▶ Goal of the exercise
Copy out the records in full, word for word, without pictures.

▶ Entries
----

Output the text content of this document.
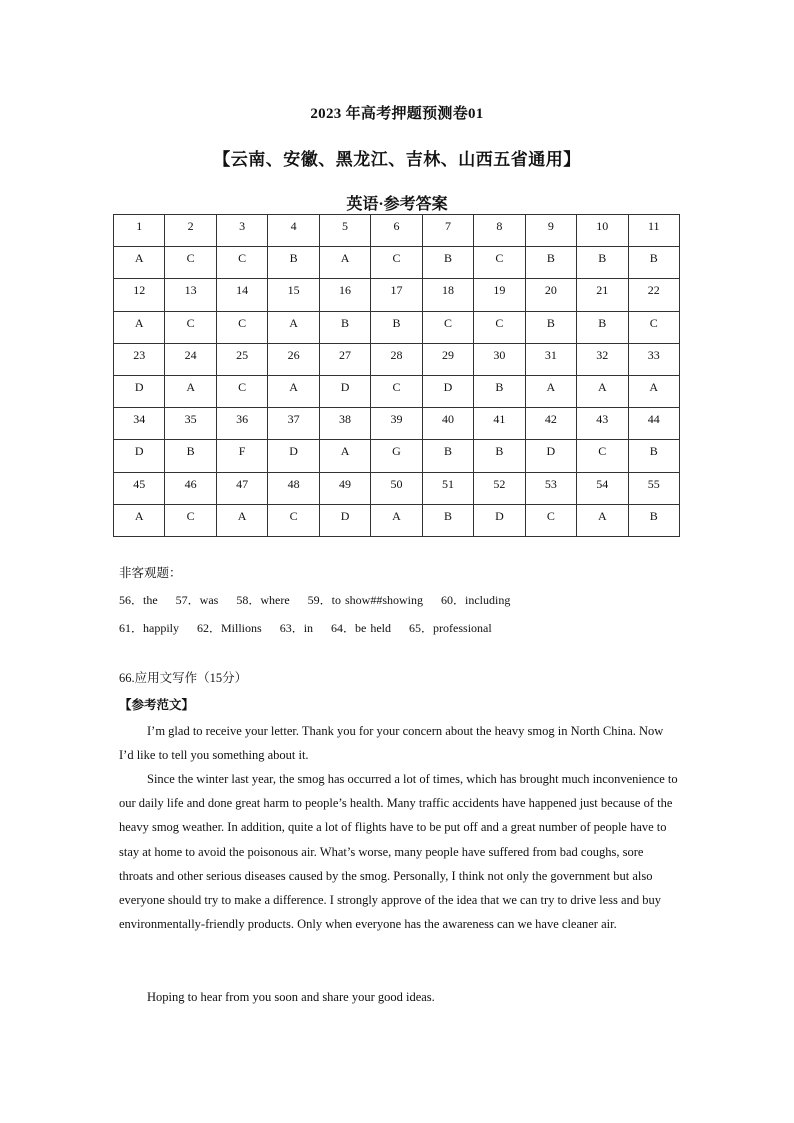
2023 年高考押题预测卷01
【云南、安徽、黑龙江、吉林、山西五省通用】
英语·参考答案
1	2	3	4	5	6	7	8	9	10	11
A	C	C	B	A	C	B	C	B	B	B
12	13	14	15	16	17	18	19	20	21	22
A	C	C	A	B	B	C	C	B	B	C
23	24	25	26	27	28	29	30	31	32	33
D	A	C	A	D	C	D	B	A	A	A
34	35	36	37	38	39	40	41	42	43	44
D	B	F	D	A	G	B	B	D	C	B
45	46	47	48	49	50	51	52	53	54	55
A	C	A	C	D	A	B	D	C	A	B
非客观题：
56．the 57．was 58．where 59．to show##showing 60．including
61．happily 62．Millions 63．in 64．be held 65．professional
66.应用文写作（15分）
【参考范文】
I’m glad to receive your letter. Thank you for your concern about the heavy smog in North China. Now I’d like to tell you something about it.
Since the winter last year, the smog has occurred a lot of times, which has brought much inconvenience to our daily life and done great harm to people’s health. Many traffic accidents have happened just because of the heavy smog weather. In addition, quite a lot of flights have to be put off and a great number of people have to stay at home to avoid the poisonous air. What’s worse, many people have suffered from bad coughs, sore throats and other serious diseases caused by the smog. Personally, I think not only the government but also everyone should try to make a difference. I strongly approve of the idea that we can try to drive less and buy environmentally-friendly products. Only when everyone has the awareness can we have cleaner air.
Hoping to hear from you soon and share your good ideas.
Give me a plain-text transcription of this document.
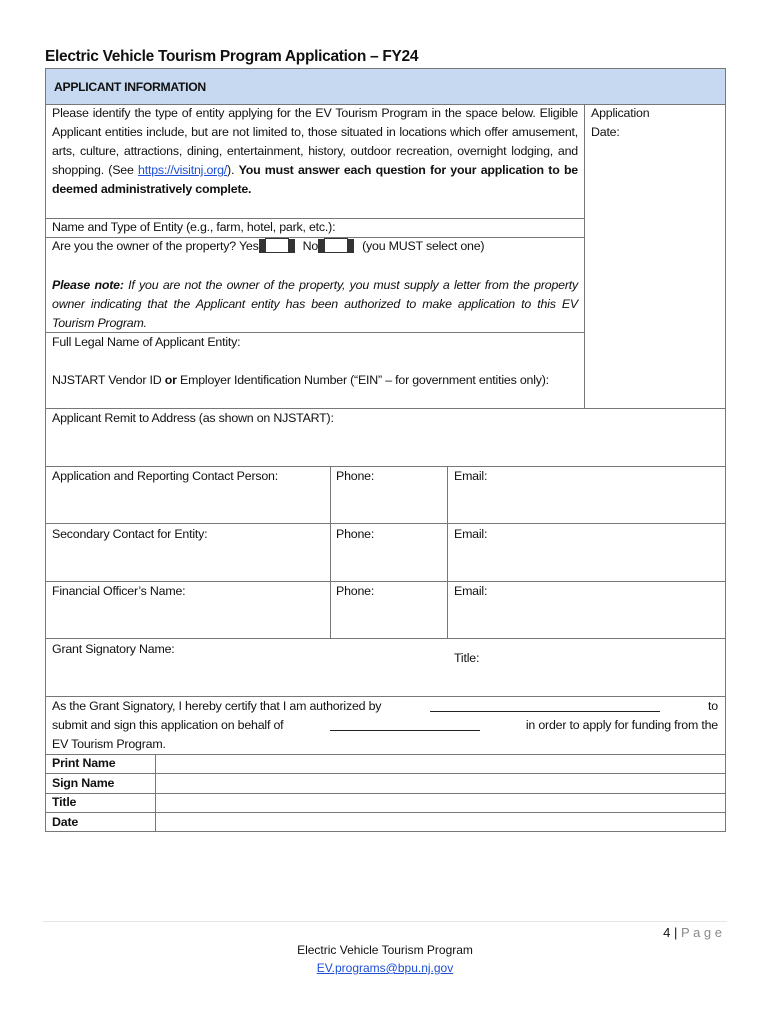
Electric Vehicle Tourism Program Application – FY24
APPLICANT INFORMATION
Application Date:
Please identify the type of entity applying for the EV Tourism Program in the space below. Eligible Applicant entities include, but are not limited to, those situated in locations which offer amusement, arts, culture, attractions, dining, entertainment, history, outdoor recreation, overnight lodging, and shopping. (See https://visitnj.org/). You must answer each question for your application to be deemed administratively complete.
Name and Type of Entity (e.g., farm, hotel, park, etc.):
Are you the owner of the property? Yes	No	(you MUST select one)
Please note: If you are not the owner of the property, you must supply a letter from the property owner indicating that the Applicant entity has been authorized to make application to this EV Tourism Program.
Full Legal Name of Applicant Entity:
NJSTART Vendor ID or Employer Identification Number (“EIN” – for government entities only):
Applicant Remit to Address (as shown on NJSTART):
Application and Reporting Contact Person:	Phone:	Email:
Secondary Contact for Entity:	Phone:	Email:
Financial Officer’s Name:	Phone:	Email:
Grant Signatory Name:
Title:
As the Grant Signatory, I hereby certify that I am authorized by	to
submit and sign this application on behalf of	in order to apply for funding from the
EV Tourism Program.
Print Name
Sign Name
Title
Date
4 | P a g e
Electric Vehicle Tourism Program
EV.programs@bpu.nj.gov
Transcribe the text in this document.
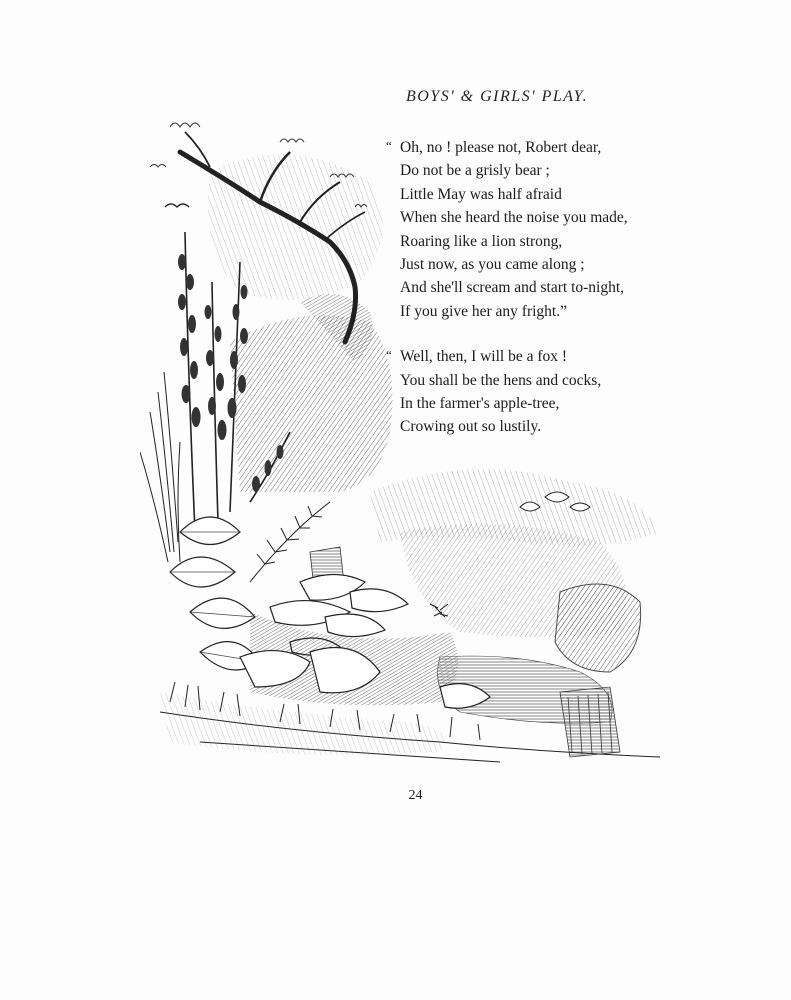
BOYS' & GIRLS' PLAY.
“ Oh, no ! please not, Robert dear,
Do not be a grisly bear ;
Little May was half afraid
When she heard the noise you made,
Roaring like a lion strong,
Just now, as you came along ;
And she'll scream and start to-night,
If you give her any fright.”
“ Well, then, I will be a fox !
You shall be the hens and cocks,
In the farmer's apple-tree,
Crowing out so lustily.
24
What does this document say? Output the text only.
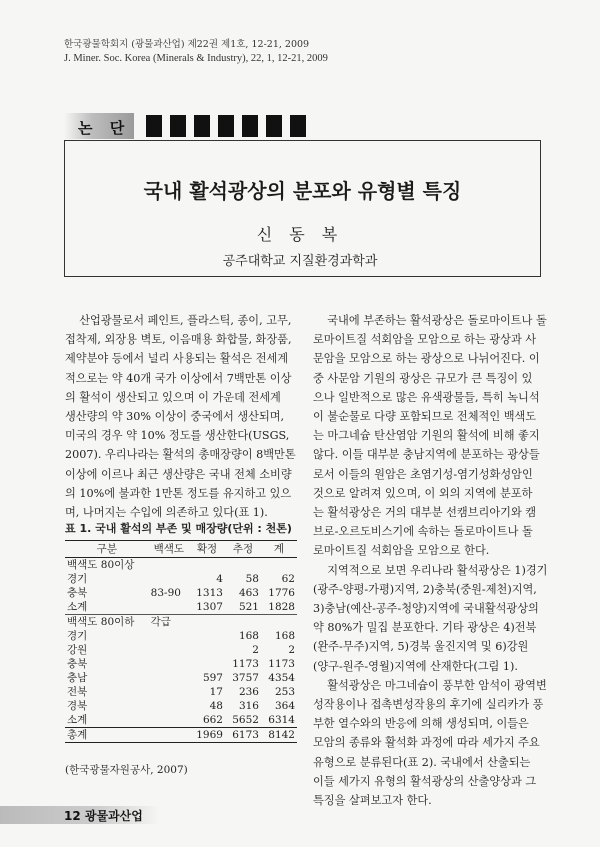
한국광물학회지 (광물과산업) 제22권 제1호, 12-21, 2009
J. Miner. Soc. Korea (Minerals & Industry), 22, 1, 12-21, 2009
논 단
국내 활석광상의 분포와 유형별 특징
신 동 복
공주대학교 지질환경과학과
산업광물로서 페인트, 플라스틱, 종이, 고무,
접착제, 외장용 벽토, 이음매용 화합물, 화장품,
제약분야 등에서 널리 사용되는 활석은 전세계
적으로는 약 40개 국가 이상에서 7백만톤 이상
의 활석이 생산되고 있으며 이 가운데 전세계
생산량의 약 30% 이상이 중국에서 생산되며,
미국의 경우 약 10% 정도를 생산한다(USGS,
2007). 우리나라는 활석의 총매장량이 8백만톤
이상에 이르나 최근 생산량은 국내 전체 소비량
의 10%에 불과한 1만톤 정도를 유지하고 있으
며, 나머지는 수입에 의존하고 있다(표 1).
국내에 부존하는 활석광상은 돌로마이트나 돌
로마이트질 석회암을 모암으로 하는 광상과 사
문암을 모암으로 하는 광상으로 나뉘어진다. 이
중 사문암 기원의 광상은 규모가 큰 특징이 있
으나 일반적으로 많은 유색광물들, 특히 녹니석
이 불순물로 다량 포함되므로 전체적인 백색도
는 마그네슘 탄산염암 기원의 활석에 비해 좋지
않다. 이들 대부분 충남지역에 분포하는 광상들
로서 이들의 원암은 초염기성-염기성화성암인
것으로 알려져 있으며, 이 외의 지역에 분포하
는 활석광상은 거의 대부분 선캠브리아기와 캠
브로-오르도비스기에 속하는 돌로마이트나 돌
로마이트질 석회암을 모암으로 한다.
지역적으로 보면 우리나라 활석광상은 1)경기
(광주-양평-가평)지역, 2)충북(중원-제천)지역,
3)충남(예산-공주-청양)지역에 국내활석광상의
약 80%가 밀집 분포한다. 기타 광상은 4)전북
(완주-무주)지역, 5)경북 울진지역 및 6)강원
(양구-원주-영월)지역에 산재한다(그림 1).
활석광상은 마그네슘이 풍부한 암석이 광역변
성작용이나 접촉변성작용의 후기에 실리카가 풍
부한 열수와의 반응에 의해 생성되며, 이들은
모암의 종류와 활석화 과정에 따라 세가지 주요
유형으로 분류된다(표 2). 국내에서 산출되는
이들 세가지 유형의 활석광상의 산출양상과 그
특징을 살펴보고자 한다.
표 1. 국내 활석의 부존 및 매장량(단위 : 천톤)
구분	백색도	확정	추정	계
백색도 80이상				
경기		4	58	62
충북	83-90	1313	463	1776
소계		1307	521	1828
백색도 80이하	각급			
경기			168	168
강원			2	2
충북			1173	1173
충남		597	3757	4354
전북		17	236	253
경북		48	316	364
소계		662	5652	6314
총계		1969	6173	8142
(한국광물자원공사, 2007)
12 광물과산업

----

▶ Task result
Output the text content of this document.
2023 年高考押题预测卷01
【云南、安徽、黑龙江、吉林、山西五省通用】
英语·参考答案
1	2	3	4	5	6	7	8	9	10	11
A	C	C	B	A	C	B	C	B	B	B
12	13	14	15	16	17	18	19	20	21	22
A	C	C	A	B	B	C	C	B	B	C
23	24	25	26	27	28	29	30	31	32	33
D	A	C	A	D	C	D	B	A	A	A
34	35	36	37	38	39	40	41	42	43	44
D	B	F	D	A	G	B	B	D	C	B
45	46	47	48	49	50	51	52	53	54	55
A	C	A	C	D	A	B	D	C	A	B
非客观题：
56．the 57．was 58．where 59．to show##showing 60．including
61．happily 62．Millions 63．in 64．be held 65．professional
66.应用文写作（15分）
【参考范文】
I’m glad to receive your letter. Thank you for your concern about the heavy smog in North China. Now I’d like to tell you something about it.
Since the winter last year, the smog has occurred a lot of times, which has brought much inconvenience to our daily life and done great harm to people’s health. Many traffic accidents have happened just because of the heavy smog weather. In addition, quite a lot of flights have to be put off and a great number of people have to stay at home to avoid the poisonous air. What’s worse, many people have suffered from bad coughs, sore throats and other serious diseases caused by the smog. Personally, I think not only the government but also everyone should try to make a difference. I strongly approve of the idea that we can try to drive less and buy environmentally-friendly products. Only when everyone has the awareness can we have cleaner air.
Hoping to hear from you soon and share your good ideas.
Give me a plain-text transcription of this document.
Electric Vehicle Tourism Program Application – FY24
APPLICANT INFORMATION
Application Date:
Please identify the type of entity applying for the EV Tourism Program in the space below. Eligible Applicant entities include, but are not limited to, those situated in locations which offer amusement, arts, culture, attractions, dining, entertainment, history, outdoor recreation, overnight lodging, and shopping. (See https://visitnj.org/). You must answer each question for your application to be deemed administratively complete.
Name and Type of Entity (e.g., farm, hotel, park, etc.):
Are you the owner of the property? Yes	No	(you MUST select one)
Please note: If you are not the owner of the property, you must supply a letter from the property owner indicating that the Applicant entity has been authorized to make application to this EV Tourism Program.
Full Legal Name of Applicant Entity:
NJSTART Vendor ID or Employer Identification Number (“EIN” – for government entities only):
Applicant Remit to Address (as shown on NJSTART):
Application and Reporting Contact Person:	Phone:	Email:
Secondary Contact for Entity:	Phone:	Email:
Financial Officer’s Name:	Phone:	Email:
Grant Signatory Name:
Title:
As the Grant Signatory, I hereby certify that I am authorized by	to
submit and sign this application on behalf of	in order to apply for funding from the
EV Tourism Program.
Print Name
Sign Name
Title
Date
4 | P a g e
Electric Vehicle Tourism Program
EV.programs@bpu.nj.gov
Transcribe the text in this document.
BOYS' & GIRLS' PLAY.
“ Oh, no ! please not, Robert dear,
Do not be a grisly bear ;
Little May was half afraid
When she heard the noise you made,
Roaring like a lion strong,
Just now, as you came along ;
And she'll scream and start to-night,
If you give her any fright.”
“ Well, then, I will be a fox !
You shall be the hens and cocks,
In the farmer's apple-tree,
Crowing out so lustily.
24
What does this document say? Output the text only.
한국광물학회지 (광물과산업) 제22권 제1호, 12-21, 2009
J. Miner. Soc. Korea (Minerals & Industry), 22, 1, 12-21, 2009
논 단
국내 활석광상의 분포와 유형별 특징
신 동 복
공주대학교 지질환경과학과
산업광물로서 페인트, 플라스틱, 종이, 고무,
접착제, 외장용 벽토, 이음매용 화합물, 화장품,
제약분야 등에서 널리 사용되는 활석은 전세계
적으로는 약 40개 국가 이상에서 7백만톤 이상
의 활석이 생산되고 있으며 이 가운데 전세계
생산량의 약 30% 이상이 중국에서 생산되며,
미국의 경우 약 10% 정도를 생산한다(USGS,
2007). 우리나라는 활석의 총매장량이 8백만톤
이상에 이르나 최근 생산량은 국내 전체 소비량
의 10%에 불과한 1만톤 정도를 유지하고 있으
며, 나머지는 수입에 의존하고 있다(표 1).
국내에 부존하는 활석광상은 돌로마이트나 돌
로마이트질 석회암을 모암으로 하는 광상과 사
문암을 모암으로 하는 광상으로 나뉘어진다. 이
중 사문암 기원의 광상은 규모가 큰 특징이 있
으나 일반적으로 많은 유색광물들, 특히 녹니석
이 불순물로 다량 포함되므로 전체적인 백색도
는 마그네슘 탄산염암 기원의 활석에 비해 좋지
않다. 이들 대부분 충남지역에 분포하는 광상들
로서 이들의 원암은 초염기성-염기성화성암인
것으로 알려져 있으며, 이 외의 지역에 분포하
는 활석광상은 거의 대부분 선캠브리아기와 캠
브로-오르도비스기에 속하는 돌로마이트나 돌
로마이트질 석회암을 모암으로 한다.
지역적으로 보면 우리나라 활석광상은 1)경기
(광주-양평-가평)지역, 2)충북(중원-제천)지역,
3)충남(예산-공주-청양)지역에 국내활석광상의
약 80%가 밀집 분포한다. 기타 광상은 4)전북
(완주-무주)지역, 5)경북 울진지역 및 6)강원
(양구-원주-영월)지역에 산재한다(그림 1).
활석광상은 마그네슘이 풍부한 암석이 광역변
성작용이나 접촉변성작용의 후기에 실리카가 풍
부한 열수와의 반응에 의해 생성되며, 이들은
모암의 종류와 활석화 과정에 따라 세가지 주요
유형으로 분류된다(표 2). 국내에서 산출되는
이들 세가지 유형의 활석광상의 산출양상과 그
특징을 살펴보고자 한다.
표 1. 국내 활석의 부존 및 매장량(단위 : 천톤)
구분	백색도	확정	추정	계
백색도 80이상				
경기		4	58	62
충북	83-90	1313	463	1776
소계		1307	521	1828
백색도 80이하	각급			
경기			168	168
강원			2	2
충북			1173	1173
충남		597	3757	4354
전북		17	236	253
경북		48	316	364
소계		662	5652	6314
총계		1969	6173	8142
(한국광물자원공사, 2007)
12 광물과산업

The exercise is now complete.